-- START DATA SHOWN --

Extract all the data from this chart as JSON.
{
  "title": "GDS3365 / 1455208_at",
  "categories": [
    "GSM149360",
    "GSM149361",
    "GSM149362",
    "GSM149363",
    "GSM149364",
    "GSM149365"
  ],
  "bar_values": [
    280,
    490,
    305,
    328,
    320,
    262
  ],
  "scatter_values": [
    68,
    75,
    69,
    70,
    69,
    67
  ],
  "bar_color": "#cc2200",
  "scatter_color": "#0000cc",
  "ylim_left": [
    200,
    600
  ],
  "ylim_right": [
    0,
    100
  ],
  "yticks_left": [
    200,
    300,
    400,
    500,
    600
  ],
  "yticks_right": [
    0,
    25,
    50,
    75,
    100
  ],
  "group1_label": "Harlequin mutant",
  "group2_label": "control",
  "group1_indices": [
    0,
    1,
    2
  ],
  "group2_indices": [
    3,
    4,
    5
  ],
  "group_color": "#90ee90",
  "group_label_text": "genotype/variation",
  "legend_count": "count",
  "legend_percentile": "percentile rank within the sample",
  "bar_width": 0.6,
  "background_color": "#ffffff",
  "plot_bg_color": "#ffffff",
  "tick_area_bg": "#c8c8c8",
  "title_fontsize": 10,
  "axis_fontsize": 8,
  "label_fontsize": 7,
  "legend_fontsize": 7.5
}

-- END DATA SHOWN --

PROMPT: Set down all of the entries exactly, please.

SOLUTION TO THE PROBLEM:
Extract all the data from this chart as JSON.
{
  "title": "GDS3365 / 1455208_at",
  "categories": [
    "GSM149360",
    "GSM149361",
    "GSM149362",
    "GSM149363",
    "GSM149364",
    "GSM149365"
  ],
  "bar_values": [
    280,
    490,
    305,
    328,
    320,
    262
  ],
  "scatter_values": [
    68,
    75,
    69,
    70,
    69,
    67
  ],
  "bar_color": "#cc2200",
  "scatter_color": "#0000cc",
  "ylim_left": [
    200,
    600
  ],
  "ylim_right": [
    0,
    100
  ],
  "yticks_left": [
    200,
    300,
    400,
    500,
    600
  ],
  "yticks_right": [
    0,
    25,
    50,
    75,
    100
  ],
  "group1_label": "Harlequin mutant",
  "group2_label": "control",
  "group1_indices": [
    0,
    1,
    2
  ],
  "group2_indices": [
    3,
    4,
    5
  ],
  "group_color": "#90ee90",
  "group_label_text": "genotype/variation",
  "legend_count": "count",
  "legend_percentile": "percentile rank within the sample",
  "bar_width": 0.6,
  "background_color": "#ffffff",
  "plot_bg_color": "#ffffff",
  "tick_area_bg": "#c8c8c8",
  "title_fontsize": 10,
  "axis_fontsize": 8,
  "label_fontsize": 7,
  "legend_fontsize": 7.5
}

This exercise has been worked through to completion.